# PROBLEM STATEMENT
Every record should be copied exactly, except that pictures are to be omitted.

# INPUT
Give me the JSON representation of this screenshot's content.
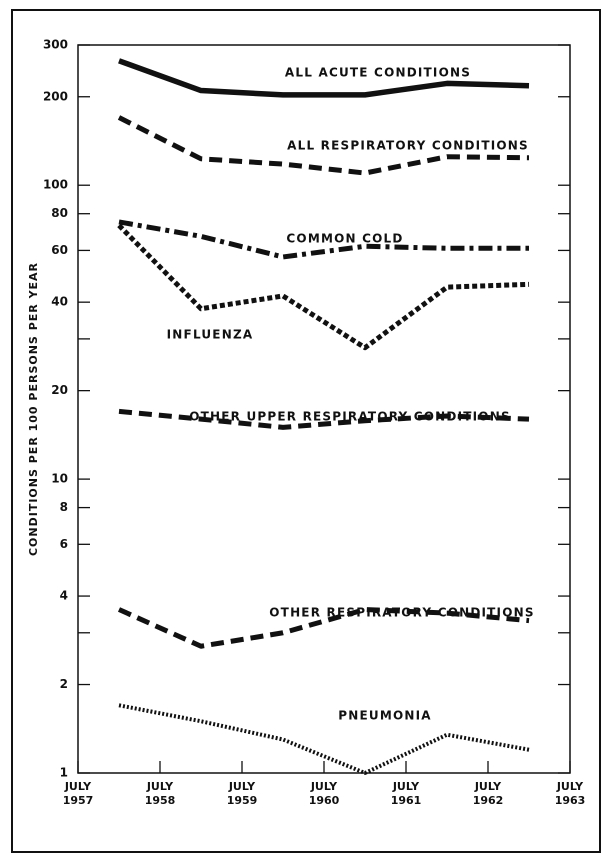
{
  "chart_data": {
    "type": "line",
    "ylabel": "CONDITIONS PER 100 PERSONS PER YEAR",
    "log_scale": true,
    "ylim": [
      1,
      300
    ],
    "yticks": [
      1,
      2,
      4,
      6,
      8,
      10,
      20,
      40,
      60,
      80,
      100,
      200,
      300
    ],
    "yminor": [
      3,
      30
    ],
    "xlim": [
      1957.5,
      1963.5
    ],
    "x_tick_month": "JULY",
    "xticks": [
      {
        "value": 1957.5,
        "label": "1957"
      },
      {
        "value": 1958.5,
        "label": "1958"
      },
      {
        "value": 1959.5,
        "label": "1959"
      },
      {
        "value": 1960.5,
        "label": "1960"
      },
      {
        "value": 1961.5,
        "label": "1961"
      },
      {
        "value": 1962.5,
        "label": "1962"
      },
      {
        "value": 1963.5,
        "label": "1963"
      }
    ],
    "x": [
      1958,
      1959,
      1960,
      1961,
      1962,
      1963
    ],
    "series": [
      {
        "name": "ALL ACUTE CONDITIONS",
        "color": "#111111",
        "dash": "solid",
        "values": [
          265,
          210,
          203,
          203,
          222,
          218
        ]
      },
      {
        "name": "ALL RESPIRATORY CONDITIONS",
        "color": "#111111",
        "dash": "dashed",
        "values": [
          170,
          123,
          118,
          110,
          125,
          124
        ]
      },
      {
        "name": "COMMON COLD",
        "color": "#111111",
        "dash": "dashdot",
        "values": [
          75,
          67,
          57,
          62,
          61,
          61
        ]
      },
      {
        "name": "INFLUENZA",
        "color": "#111111",
        "dash": "shortdash",
        "values": [
          73,
          38,
          42,
          28,
          45,
          46
        ]
      },
      {
        "name": "OTHER UPPER RESPIRATORY CONDITIONS",
        "color": "#111111",
        "dash": "dashed",
        "values": [
          17,
          16,
          15,
          15.8,
          16.4,
          16
        ]
      },
      {
        "name": "OTHER RESPIRATORY CONDITIONS",
        "color": "#111111",
        "dash": "dashed",
        "values": [
          3.6,
          2.7,
          3.0,
          3.6,
          3.5,
          3.3
        ]
      },
      {
        "name": "PNEUMONIA",
        "color": "#111111",
        "dash": "dotted",
        "values": [
          1.7,
          1.5,
          1.3,
          1.0,
          1.35,
          1.2
        ]
      }
    ]
  }
}
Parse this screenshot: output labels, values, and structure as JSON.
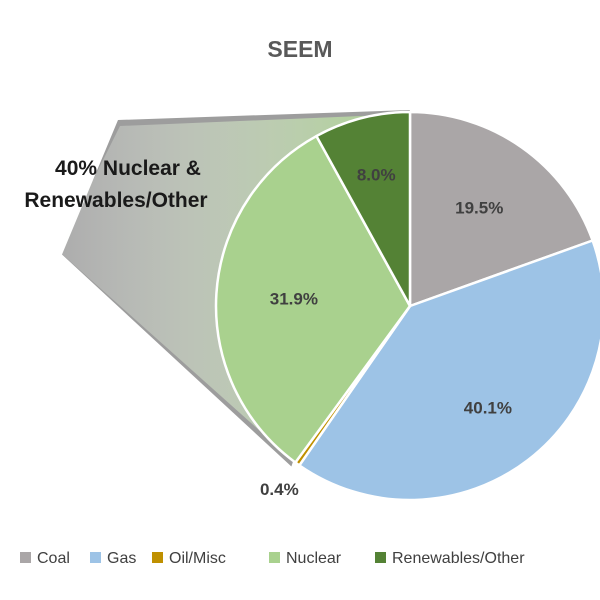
{
  "chart_data": {
    "type": "pie",
    "title": "SEEM",
    "categories": [
      "Coal",
      "Gas",
      "Oil/Misc",
      "Nuclear",
      "Renewables/Other"
    ],
    "values": [
      19.5,
      40.1,
      0.4,
      31.9,
      8.0
    ],
    "value_labels": [
      "19.5%",
      "40.1%",
      "0.4%",
      "31.9%",
      "8.0%"
    ],
    "colors": [
      "#aaa6a7",
      "#9dc3e6",
      "#bf9000",
      "#a9d18e",
      "#548235"
    ],
    "start_angle_deg": 0,
    "direction": "clockwise",
    "legend_position": "bottom",
    "callout": {
      "text_line1": "40% Nuclear &",
      "text_line2": "Renewables/Other",
      "gradient_from": "#a9d18e",
      "gradient_to": "#ffffff"
    }
  }
}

# SOLUTION
Give me the JSON representation of this screenshot's content.
{
  "chart_data": {
    "type": "line",
    "ylabel": "CONDITIONS PER 100 PERSONS PER YEAR",
    "log_scale": true,
    "ylim": [
      1,
      300
    ],
    "yticks": [
      1,
      2,
      4,
      6,
      8,
      10,
      20,
      40,
      60,
      80,
      100,
      200,
      300
    ],
    "yminor": [
      3,
      30
    ],
    "xlim": [
      1957.5,
      1963.5
    ],
    "x_tick_month": "JULY",
    "xticks": [
      {
        "value": 1957.5,
        "label": "1957"
      },
      {
        "value": 1958.5,
        "label": "1958"
      },
      {
        "value": 1959.5,
        "label": "1959"
      },
      {
        "value": 1960.5,
        "label": "1960"
      },
      {
        "value": 1961.5,
        "label": "1961"
      },
      {
        "value": 1962.5,
        "label": "1962"
      },
      {
        "value": 1963.5,
        "label": "1963"
      }
    ],
    "x": [
      1958,
      1959,
      1960,
      1961,
      1962,
      1963
    ],
    "series": [
      {
        "name": "ALL ACUTE CONDITIONS",
        "color": "#111111",
        "dash": "solid",
        "values": [
          265,
          210,
          203,
          203,
          222,
          218
        ]
      },
      {
        "name": "ALL RESPIRATORY CONDITIONS",
        "color": "#111111",
        "dash": "dashed",
        "values": [
          170,
          123,
          118,
          110,
          125,
          124
        ]
      },
      {
        "name": "COMMON COLD",
        "color": "#111111",
        "dash": "dashdot",
        "values": [
          75,
          67,
          57,
          62,
          61,
          61
        ]
      },
      {
        "name": "INFLUENZA",
        "color": "#111111",
        "dash": "shortdash",
        "values": [
          73,
          38,
          42,
          28,
          45,
          46
        ]
      },
      {
        "name": "OTHER UPPER RESPIRATORY CONDITIONS",
        "color": "#111111",
        "dash": "dashed",
        "values": [
          17,
          16,
          15,
          15.8,
          16.4,
          16
        ]
      },
      {
        "name": "OTHER RESPIRATORY CONDITIONS",
        "color": "#111111",
        "dash": "dashed",
        "values": [
          3.6,
          2.7,
          3.0,
          3.6,
          3.5,
          3.3
        ]
      },
      {
        "name": "PNEUMONIA",
        "color": "#111111",
        "dash": "dotted",
        "values": [
          1.7,
          1.5,
          1.3,
          1.0,
          1.35,
          1.2
        ]
      }
    ]
  }
}
Parse this screenshot: output labels, values, and structure as JSON.
{
  "chart_data": {
    "type": "pie",
    "title": "SEEM",
    "categories": [
      "Coal",
      "Gas",
      "Oil/Misc",
      "Nuclear",
      "Renewables/Other"
    ],
    "values": [
      19.5,
      40.1,
      0.4,
      31.9,
      8.0
    ],
    "value_labels": [
      "19.5%",
      "40.1%",
      "0.4%",
      "31.9%",
      "8.0%"
    ],
    "colors": [
      "#aaa6a7",
      "#9dc3e6",
      "#bf9000",
      "#a9d18e",
      "#548235"
    ],
    "start_angle_deg": 0,
    "direction": "clockwise",
    "legend_position": "bottom",
    "callout": {
      "text_line1": "40% Nuclear &",
      "text_line2": "Renewables/Other",
      "gradient_from": "#a9d18e",
      "gradient_to": "#ffffff"
    }
  }
}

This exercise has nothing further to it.